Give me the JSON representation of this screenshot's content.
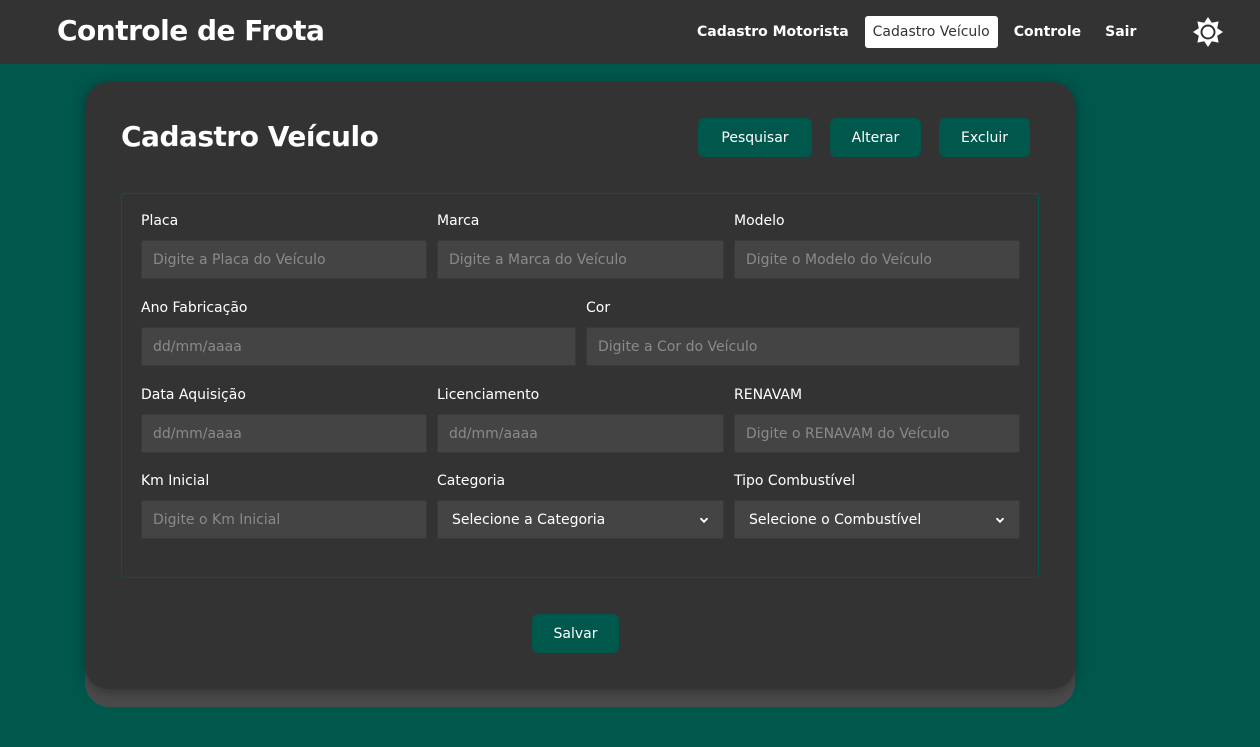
{
  "app": {
    "title": "Controle de Frota"
  },
  "nav": {
    "items": [
      {
        "label": "Cadastro Motorista",
        "active": false
      },
      {
        "label": "Cadastro Veículo",
        "active": true
      },
      {
        "label": "Controle",
        "active": false
      },
      {
        "label": "Sair",
        "active": false
      }
    ],
    "theme_icon": "sun-icon"
  },
  "page": {
    "title": "Cadastro Veículo",
    "actions": {
      "search": "Pesquisar",
      "edit": "Alterar",
      "delete": "Excluir"
    },
    "save": "Salvar"
  },
  "form": {
    "placa": {
      "label": "Placa",
      "placeholder": "Digite a Placa do Veículo",
      "value": ""
    },
    "marca": {
      "label": "Marca",
      "placeholder": "Digite a Marca do Veículo",
      "value": ""
    },
    "modelo": {
      "label": "Modelo",
      "placeholder": "Digite o Modelo do Veículo",
      "value": ""
    },
    "ano": {
      "label": "Ano Fabricação",
      "placeholder": "dd/mm/aaaa",
      "value": ""
    },
    "cor": {
      "label": "Cor",
      "placeholder": "Digite a Cor do Veículo",
      "value": ""
    },
    "aquisicao": {
      "label": "Data Aquisição",
      "placeholder": "dd/mm/aaaa",
      "value": ""
    },
    "licenciamento": {
      "label": "Licenciamento",
      "placeholder": "dd/mm/aaaa",
      "value": ""
    },
    "renavam": {
      "label": "RENAVAM",
      "placeholder": "Digite o RENAVAM do Veículo",
      "value": ""
    },
    "km": {
      "label": "Km Inicial",
      "placeholder": "Digite o Km Inicial",
      "value": ""
    },
    "categoria": {
      "label": "Categoria",
      "selected": "Selecione a Categoria"
    },
    "combustivel": {
      "label": "Tipo Combustível",
      "selected": "Selecione o Combustível"
    }
  },
  "colors": {
    "background": "#00574c",
    "surface": "#333333",
    "input": "#444444",
    "accent": "#00574c"
  }
}
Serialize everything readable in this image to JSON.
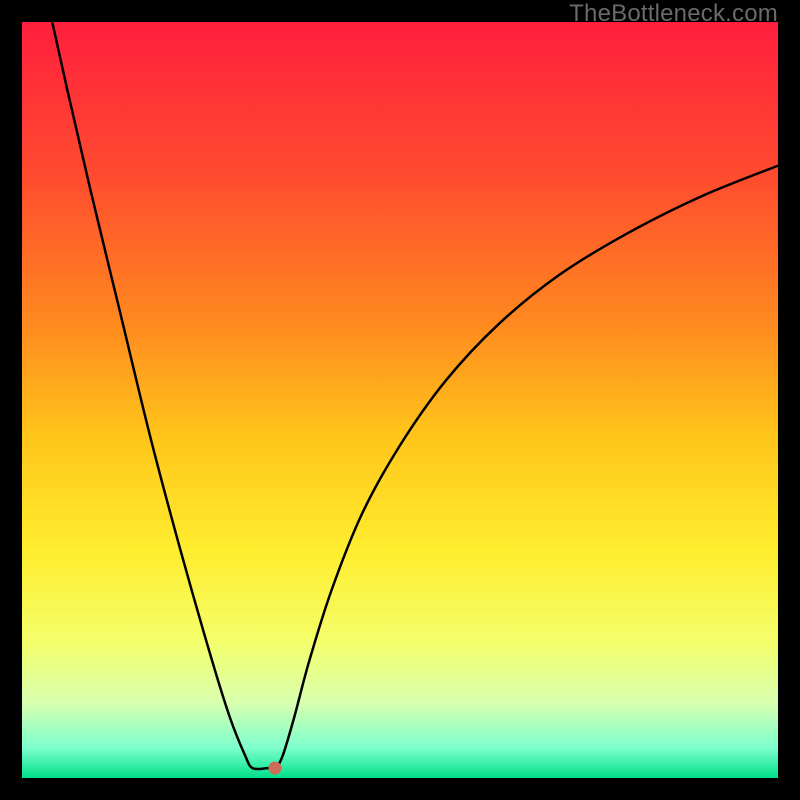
{
  "watermark": "TheBottleneck.com",
  "chart_data": {
    "type": "line",
    "title": "",
    "xlabel": "",
    "ylabel": "",
    "xlim": [
      0,
      100
    ],
    "ylim": [
      0,
      100
    ],
    "grid": false,
    "legend": false,
    "background": {
      "type": "vertical-gradient",
      "stops": [
        {
          "pos": 0.0,
          "color": "#ff1f3d"
        },
        {
          "pos": 0.2,
          "color": "#ff4a2f"
        },
        {
          "pos": 0.4,
          "color": "#ff8a1f"
        },
        {
          "pos": 0.55,
          "color": "#ffc61a"
        },
        {
          "pos": 0.7,
          "color": "#ffed2e"
        },
        {
          "pos": 0.82,
          "color": "#f4ff6b"
        },
        {
          "pos": 0.9,
          "color": "#d8ffae"
        },
        {
          "pos": 0.96,
          "color": "#7dffcd"
        },
        {
          "pos": 1.0,
          "color": "#00e08a"
        }
      ]
    },
    "series": [
      {
        "name": "bottleneck-curve",
        "color": "#000000",
        "width": 2.5,
        "points": [
          {
            "x": 4.0,
            "y": 100.0
          },
          {
            "x": 6.0,
            "y": 91.0
          },
          {
            "x": 9.0,
            "y": 78.0
          },
          {
            "x": 13.0,
            "y": 61.5
          },
          {
            "x": 17.0,
            "y": 45.0
          },
          {
            "x": 21.0,
            "y": 30.0
          },
          {
            "x": 25.0,
            "y": 16.0
          },
          {
            "x": 27.5,
            "y": 8.0
          },
          {
            "x": 29.5,
            "y": 3.0
          },
          {
            "x": 30.5,
            "y": 1.3
          },
          {
            "x": 32.5,
            "y": 1.3
          },
          {
            "x": 33.5,
            "y": 1.3
          },
          {
            "x": 34.5,
            "y": 3.0
          },
          {
            "x": 36.0,
            "y": 8.0
          },
          {
            "x": 38.0,
            "y": 15.5
          },
          {
            "x": 41.0,
            "y": 25.0
          },
          {
            "x": 45.0,
            "y": 35.0
          },
          {
            "x": 50.0,
            "y": 44.0
          },
          {
            "x": 56.0,
            "y": 52.5
          },
          {
            "x": 63.0,
            "y": 60.0
          },
          {
            "x": 71.0,
            "y": 66.5
          },
          {
            "x": 80.0,
            "y": 72.0
          },
          {
            "x": 90.0,
            "y": 77.0
          },
          {
            "x": 100.0,
            "y": 81.0
          }
        ]
      }
    ],
    "markers": [
      {
        "name": "optimal-dot",
        "x": 33.5,
        "y": 1.3,
        "color": "#cf6b56"
      }
    ]
  }
}
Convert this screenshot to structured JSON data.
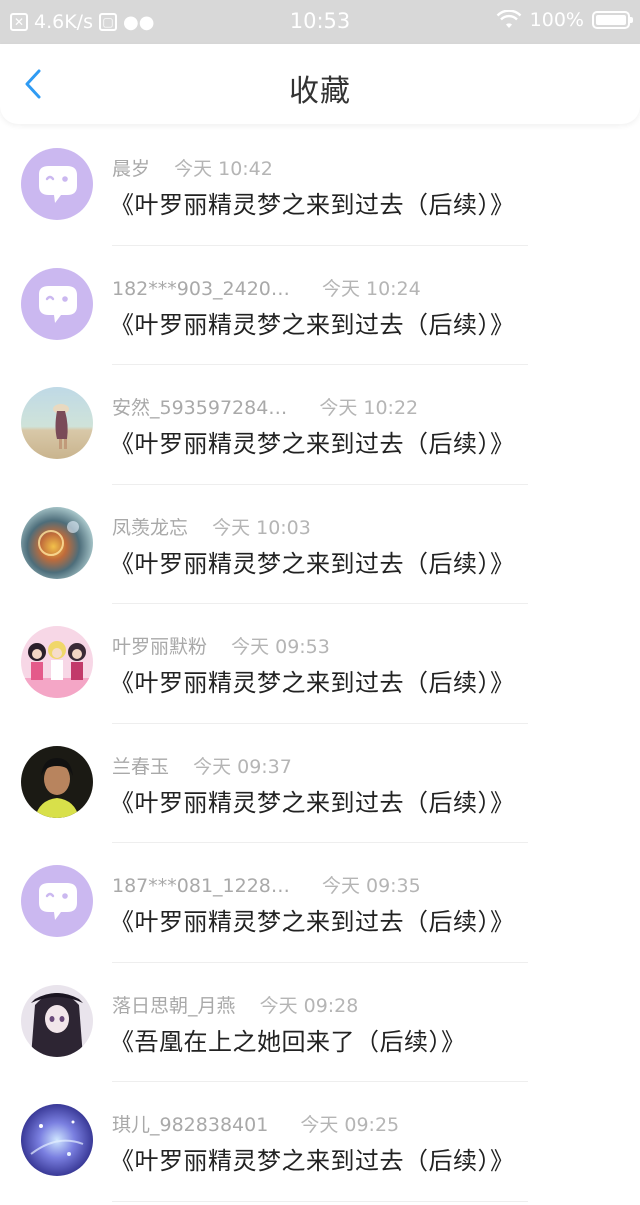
{
  "status_bar": {
    "speed": "4.6K/s",
    "time": "10:53",
    "battery": "100%",
    "battery_level": 1.0
  },
  "nav": {
    "title": "收藏"
  },
  "items": [
    {
      "name": "晨岁",
      "time": "今天 10:42",
      "title": "《叶罗丽精灵梦之来到过去（后续）》",
      "avatar": "default-chat-avatar"
    },
    {
      "name": "182***903_2420…",
      "time": "今天 10:24",
      "title": "《叶罗丽精灵梦之来到过去（后续）》",
      "avatar": "default-chat-avatar"
    },
    {
      "name": "安然_593597284…",
      "time": "今天 10:22",
      "title": "《叶罗丽精灵梦之来到过去（后续）》",
      "avatar": "beach-girl-photo"
    },
    {
      "name": "凤羡龙忘",
      "time": "今天 10:03",
      "title": "《叶罗丽精灵梦之来到过去（后续）》",
      "avatar": "crystal-orb-photo"
    },
    {
      "name": "叶罗丽默粉",
      "time": "今天 09:53",
      "title": "《叶罗丽精灵梦之来到过去（后续）》",
      "avatar": "anime-dolls-photo"
    },
    {
      "name": "兰春玉",
      "time": "今天 09:37",
      "title": "《叶罗丽精灵梦之来到过去（后续）》",
      "avatar": "portrait-photo"
    },
    {
      "name": "187***081_1228…",
      "time": "今天 09:35",
      "title": "《叶罗丽精灵梦之来到过去（后续）》",
      "avatar": "default-chat-avatar"
    },
    {
      "name": "落日思朝_月燕",
      "time": "今天 09:28",
      "title": "《吾凰在上之她回来了（后续）》",
      "avatar": "anime-girl-dark"
    },
    {
      "name": "琪儿_982838401",
      "time": "今天 09:25",
      "title": "《叶罗丽精灵梦之来到过去（后续）》",
      "avatar": "galaxy-photo"
    }
  ],
  "colors": {
    "accent": "#2f9bf3",
    "default_avatar_bg": "#cbb8f0",
    "status_bar_bg": "#d8d8d8"
  }
}
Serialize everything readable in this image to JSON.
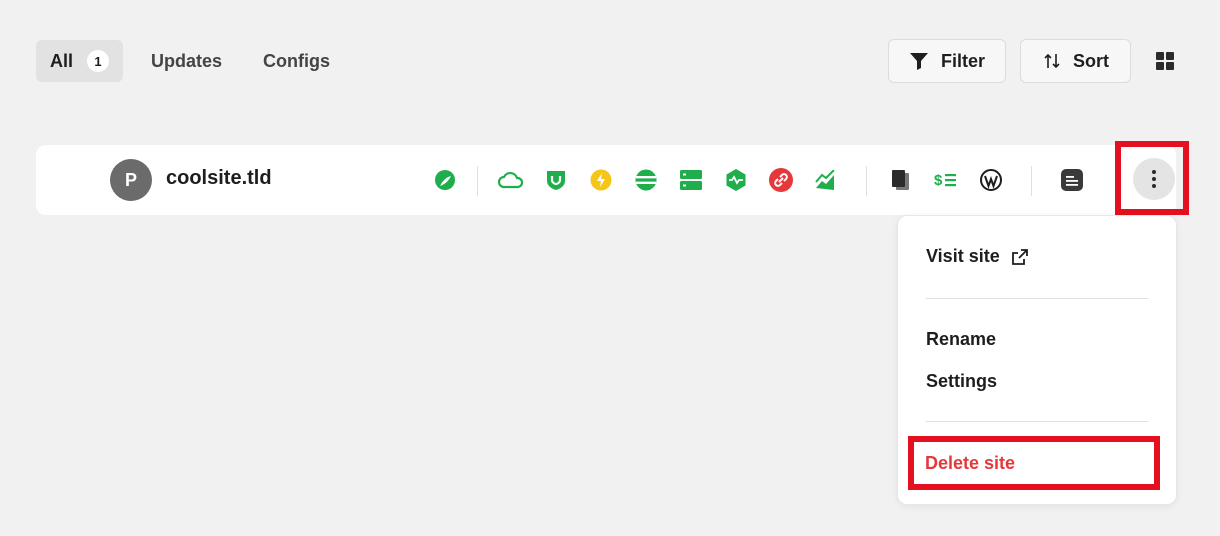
{
  "tabs": {
    "all": {
      "label": "All",
      "count": "1"
    },
    "updates": {
      "label": "Updates"
    },
    "configs": {
      "label": "Configs"
    }
  },
  "toolbar": {
    "filter_label": "Filter",
    "sort_label": "Sort"
  },
  "site": {
    "avatar_letter": "P",
    "name": "coolsite.tld",
    "icons": [
      "leaf-icon",
      "cloud-icon",
      "shield-icon",
      "lightning-icon",
      "globe-icon",
      "server-icon",
      "pulse-icon",
      "link-icon",
      "chart-icon",
      "pages-icon",
      "dollar-list-icon",
      "wordpress-icon",
      "note-icon"
    ]
  },
  "menu": {
    "visit_label": "Visit site",
    "rename_label": "Rename",
    "settings_label": "Settings",
    "delete_label": "Delete site"
  },
  "colors": {
    "accent_green": "#1fae4b",
    "warning_yellow": "#f5c518",
    "error_red": "#e5383b",
    "highlight_red": "#e4101f"
  }
}
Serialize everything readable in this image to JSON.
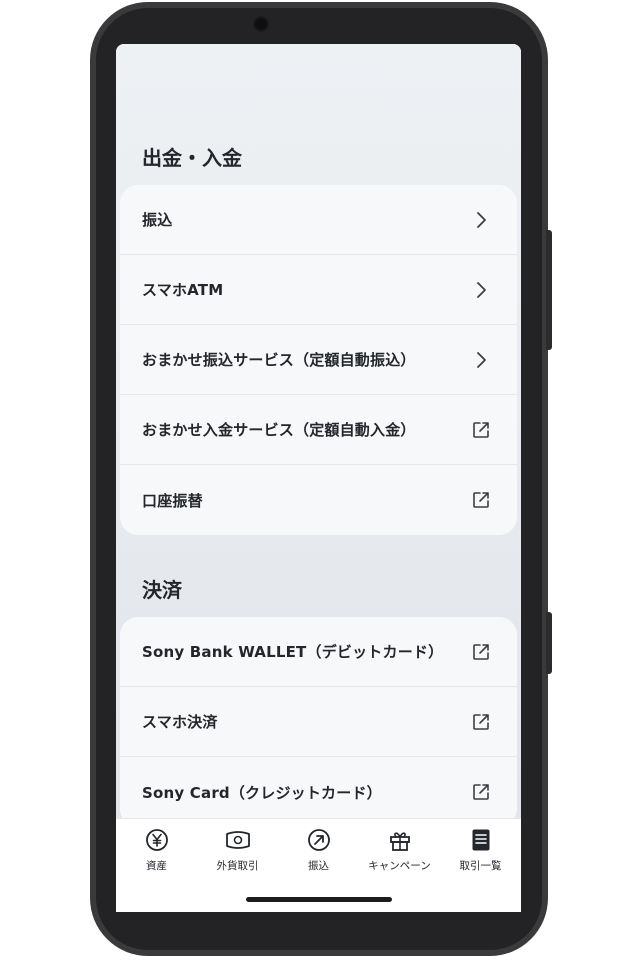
{
  "sections": {
    "deposit": {
      "title": "出金・入金",
      "items": [
        {
          "label": "振込",
          "icon": "chevron-right"
        },
        {
          "label": "スマホATM",
          "icon": "chevron-right"
        },
        {
          "label": "おまかせ振込サービス（定額自動振込）",
          "icon": "chevron-right"
        },
        {
          "label": "おまかせ入金サービス（定額自動入金）",
          "icon": "external-link"
        },
        {
          "label": "口座振替",
          "icon": "external-link"
        }
      ]
    },
    "payment": {
      "title": "決済",
      "items": [
        {
          "label": "Sony Bank WALLET（デビットカード）",
          "icon": "external-link"
        },
        {
          "label": "スマホ決済",
          "icon": "external-link"
        },
        {
          "label": "Sony Card（クレジットカード）",
          "icon": "external-link"
        }
      ]
    }
  },
  "tabbar": {
    "tabs": [
      {
        "label": "資産",
        "icon": "yen-coin-icon"
      },
      {
        "label": "外貨取引",
        "icon": "banknote-icon"
      },
      {
        "label": "振込",
        "icon": "transfer-arrow-icon"
      },
      {
        "label": "キャンペーン",
        "icon": "gift-icon"
      },
      {
        "label": "取引一覧",
        "icon": "list-document-icon"
      }
    ]
  },
  "colors": {
    "background": "#eef1f4",
    "card": "#f7f8f9",
    "text": "#23262b",
    "icon": "#3a3d42"
  }
}
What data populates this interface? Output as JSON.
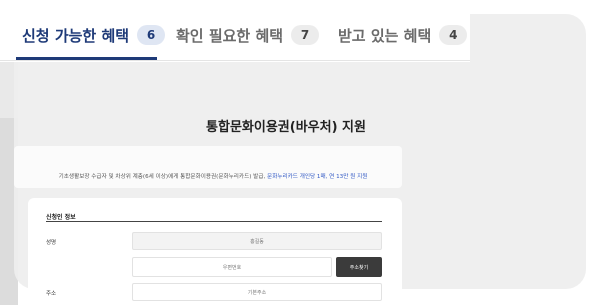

## TO DO
Copy out every line from the records that has the word "Veículo".

## TASK ANSWER
        "label": "Cadastro Veículo",
    "title": "Cadastro Veículo",
      "placeholder": "Digite a Placa do Veículo",
      "placeholder": "Digite a Marca do Veículo",
      "placeholder": "Digite o Modelo do Veículo",
      "placeholder": "Digite a Cor do Veículo",
      "placeholder": "Digite o RENAVAM do Veículo",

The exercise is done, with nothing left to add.